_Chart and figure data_
▼
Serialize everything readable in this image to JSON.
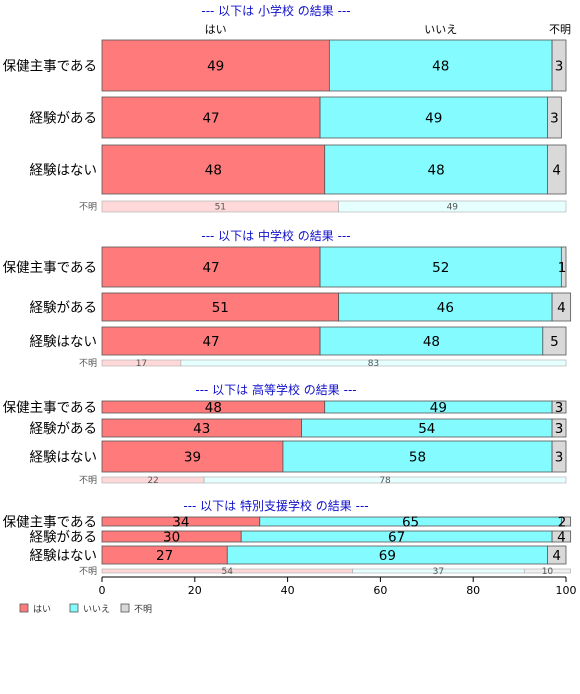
{
  "chart_data": {
    "type": "bar",
    "orientation": "horizontal",
    "stacked": true,
    "xlim": [
      0,
      100
    ],
    "xticks": [
      0,
      20,
      40,
      60,
      80,
      100
    ],
    "grid": false,
    "legend_position": "bottom-left",
    "series": [
      {
        "name": "はい",
        "color": "#ff7b7b",
        "light_color": "#ffd9d9"
      },
      {
        "name": "いいえ",
        "color": "#84fbff",
        "light_color": "#e6ffff"
      },
      {
        "name": "不明",
        "color": "#d9d9d9",
        "light_color": "#f0f0f0"
      }
    ],
    "header_labels": [
      "はい",
      "いいえ",
      "不明"
    ],
    "panels": [
      {
        "title": "--- 以下は 小学校 の結果 ---",
        "rows": [
          {
            "label": "保健主事である",
            "values": [
              49,
              48,
              3
            ]
          },
          {
            "label": "経験がある",
            "values": [
              47,
              49,
              3
            ]
          },
          {
            "label": "経験はない",
            "values": [
              48,
              48,
              4
            ]
          }
        ],
        "unknown_row": {
          "label": "不明",
          "values": [
            51,
            49,
            0
          ]
        }
      },
      {
        "title": "--- 以下は 中学校 の結果 ---",
        "rows": [
          {
            "label": "保健主事である",
            "values": [
              47,
              52,
              1
            ]
          },
          {
            "label": "経験がある",
            "values": [
              51,
              46,
              4
            ]
          },
          {
            "label": "経験はない",
            "values": [
              47,
              48,
              5
            ]
          }
        ],
        "unknown_row": {
          "label": "不明",
          "values": [
            17,
            83,
            0
          ]
        }
      },
      {
        "title": "--- 以下は 高等学校 の結果 ---",
        "rows": [
          {
            "label": "保健主事である",
            "values": [
              48,
              49,
              3
            ]
          },
          {
            "label": "経験がある",
            "values": [
              43,
              54,
              3
            ]
          },
          {
            "label": "経験はない",
            "values": [
              39,
              58,
              3
            ]
          }
        ],
        "unknown_row": {
          "label": "不明",
          "values": [
            22,
            78,
            0
          ]
        }
      },
      {
        "title": "--- 以下は 特別支援学校 の結果 ---",
        "rows": [
          {
            "label": "保健主事である",
            "values": [
              34,
              65,
              2
            ]
          },
          {
            "label": "経験がある",
            "values": [
              30,
              67,
              4
            ]
          },
          {
            "label": "経験はない",
            "values": [
              27,
              69,
              4
            ]
          }
        ],
        "unknown_row": {
          "label": "不明",
          "values": [
            54,
            37,
            10
          ]
        }
      }
    ]
  }
}
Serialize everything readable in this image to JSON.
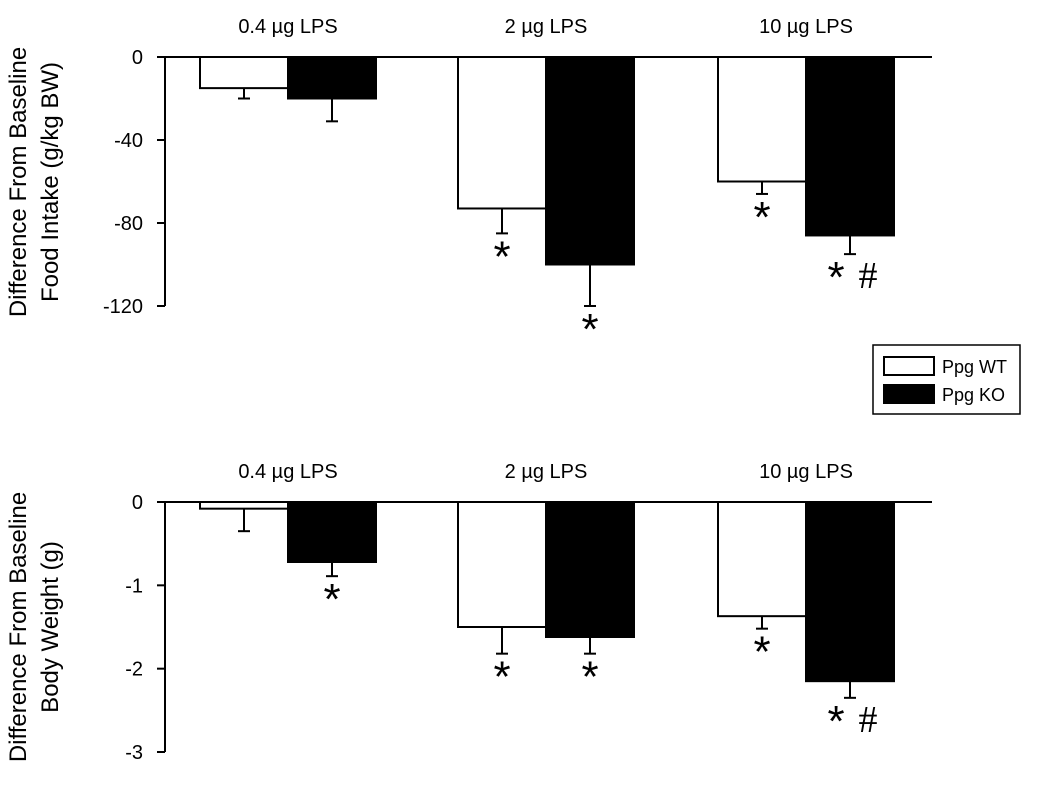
{
  "legend": {
    "entries": [
      {
        "label": "Ppg WT",
        "color": "#ffffff"
      },
      {
        "label": "Ppg KO",
        "color": "#000000"
      }
    ]
  },
  "chart_data": [
    {
      "type": "bar",
      "ylabel_lines": [
        "Difference From Baseline",
        "Food Intake (g/kg BW)"
      ],
      "categories": [
        "0.4 µg LPS",
        "2 µg LPS",
        "10 µg LPS"
      ],
      "ylim": [
        -120,
        0
      ],
      "yticks": [
        0,
        -40,
        -80,
        -120
      ],
      "ytick_labels": [
        "0",
        "-40",
        "-80",
        "-120"
      ],
      "series": [
        {
          "name": "Ppg WT",
          "color": "#ffffff",
          "values": [
            -15,
            -73,
            -60
          ],
          "errors": [
            5,
            12,
            6
          ],
          "markers": [
            "",
            "*",
            "*"
          ]
        },
        {
          "name": "Ppg KO",
          "color": "#000000",
          "values": [
            -20,
            -100,
            -86
          ],
          "errors": [
            11,
            20,
            9
          ],
          "markers": [
            "",
            "*",
            "*#"
          ]
        }
      ]
    },
    {
      "type": "bar",
      "ylabel_lines": [
        "Difference From Baseline",
        "Body Weight (g)"
      ],
      "categories": [
        "0.4 µg LPS",
        "2 µg LPS",
        "10 µg LPS"
      ],
      "ylim": [
        -3,
        0
      ],
      "yticks": [
        0,
        -1,
        -2,
        -3
      ],
      "ytick_labels": [
        "0",
        "-1",
        "-2",
        "-3"
      ],
      "series": [
        {
          "name": "Ppg WT",
          "color": "#ffffff",
          "values": [
            -0.08,
            -1.5,
            -1.37
          ],
          "errors": [
            0.27,
            0.32,
            0.15
          ],
          "markers": [
            "",
            "*",
            "*"
          ]
        },
        {
          "name": "Ppg KO",
          "color": "#000000",
          "values": [
            -0.72,
            -1.62,
            -2.15
          ],
          "errors": [
            0.17,
            0.2,
            0.2
          ],
          "markers": [
            "*",
            "*",
            "*#"
          ]
        }
      ]
    }
  ]
}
▲
_EXERCISE INSTRUCTIONS_
Print each entry shown above with exact wording and no pictures.

_SOLUTION FOR THIS TASK_
Serialize everything readable in this image to JSON.
{
  "chart_data": {
    "type": "bar",
    "orientation": "horizontal",
    "stacked": true,
    "xlim": [
      0,
      100
    ],
    "xticks": [
      0,
      20,
      40,
      60,
      80,
      100
    ],
    "grid": false,
    "legend_position": "bottom-left",
    "series": [
      {
        "name": "はい",
        "color": "#ff7b7b",
        "light_color": "#ffd9d9"
      },
      {
        "name": "いいえ",
        "color": "#84fbff",
        "light_color": "#e6ffff"
      },
      {
        "name": "不明",
        "color": "#d9d9d9",
        "light_color": "#f0f0f0"
      }
    ],
    "header_labels": [
      "はい",
      "いいえ",
      "不明"
    ],
    "panels": [
      {
        "title": "--- 以下は 小学校 の結果 ---",
        "rows": [
          {
            "label": "保健主事である",
            "values": [
              49,
              48,
              3
            ]
          },
          {
            "label": "経験がある",
            "values": [
              47,
              49,
              3
            ]
          },
          {
            "label": "経験はない",
            "values": [
              48,
              48,
              4
            ]
          }
        ],
        "unknown_row": {
          "label": "不明",
          "values": [
            51,
            49,
            0
          ]
        }
      },
      {
        "title": "--- 以下は 中学校 の結果 ---",
        "rows": [
          {
            "label": "保健主事である",
            "values": [
              47,
              52,
              1
            ]
          },
          {
            "label": "経験がある",
            "values": [
              51,
              46,
              4
            ]
          },
          {
            "label": "経験はない",
            "values": [
              47,
              48,
              5
            ]
          }
        ],
        "unknown_row": {
          "label": "不明",
          "values": [
            17,
            83,
            0
          ]
        }
      },
      {
        "title": "--- 以下は 高等学校 の結果 ---",
        "rows": [
          {
            "label": "保健主事である",
            "values": [
              48,
              49,
              3
            ]
          },
          {
            "label": "経験がある",
            "values": [
              43,
              54,
              3
            ]
          },
          {
            "label": "経験はない",
            "values": [
              39,
              58,
              3
            ]
          }
        ],
        "unknown_row": {
          "label": "不明",
          "values": [
            22,
            78,
            0
          ]
        }
      },
      {
        "title": "--- 以下は 特別支援学校 の結果 ---",
        "rows": [
          {
            "label": "保健主事である",
            "values": [
              34,
              65,
              2
            ]
          },
          {
            "label": "経験がある",
            "values": [
              30,
              67,
              4
            ]
          },
          {
            "label": "経験はない",
            "values": [
              27,
              69,
              4
            ]
          }
        ],
        "unknown_row": {
          "label": "不明",
          "values": [
            54,
            37,
            10
          ]
        }
      }
    ]
  }
}
Serialize everything readable in this image to JSON.
{
  "legend": {
    "entries": [
      {
        "label": "Ppg WT",
        "color": "#ffffff"
      },
      {
        "label": "Ppg KO",
        "color": "#000000"
      }
    ]
  },
  "chart_data": [
    {
      "type": "bar",
      "ylabel_lines": [
        "Difference From Baseline",
        "Food Intake (g/kg BW)"
      ],
      "categories": [
        "0.4 µg LPS",
        "2 µg LPS",
        "10 µg LPS"
      ],
      "ylim": [
        -120,
        0
      ],
      "yticks": [
        0,
        -40,
        -80,
        -120
      ],
      "ytick_labels": [
        "0",
        "-40",
        "-80",
        "-120"
      ],
      "series": [
        {
          "name": "Ppg WT",
          "color": "#ffffff",
          "values": [
            -15,
            -73,
            -60
          ],
          "errors": [
            5,
            12,
            6
          ],
          "markers": [
            "",
            "*",
            "*"
          ]
        },
        {
          "name": "Ppg KO",
          "color": "#000000",
          "values": [
            -20,
            -100,
            -86
          ],
          "errors": [
            11,
            20,
            9
          ],
          "markers": [
            "",
            "*",
            "*#"
          ]
        }
      ]
    },
    {
      "type": "bar",
      "ylabel_lines": [
        "Difference From Baseline",
        "Body Weight (g)"
      ],
      "categories": [
        "0.4 µg LPS",
        "2 µg LPS",
        "10 µg LPS"
      ],
      "ylim": [
        -3,
        0
      ],
      "yticks": [
        0,
        -1,
        -2,
        -3
      ],
      "ytick_labels": [
        "0",
        "-1",
        "-2",
        "-3"
      ],
      "series": [
        {
          "name": "Ppg WT",
          "color": "#ffffff",
          "values": [
            -0.08,
            -1.5,
            -1.37
          ],
          "errors": [
            0.27,
            0.32,
            0.15
          ],
          "markers": [
            "",
            "*",
            "*"
          ]
        },
        {
          "name": "Ppg KO",
          "color": "#000000",
          "values": [
            -0.72,
            -1.62,
            -2.15
          ],
          "errors": [
            0.17,
            0.2,
            0.2
          ],
          "markers": [
            "*",
            "*",
            "*#"
          ]
        }
      ]
    }
  ]
}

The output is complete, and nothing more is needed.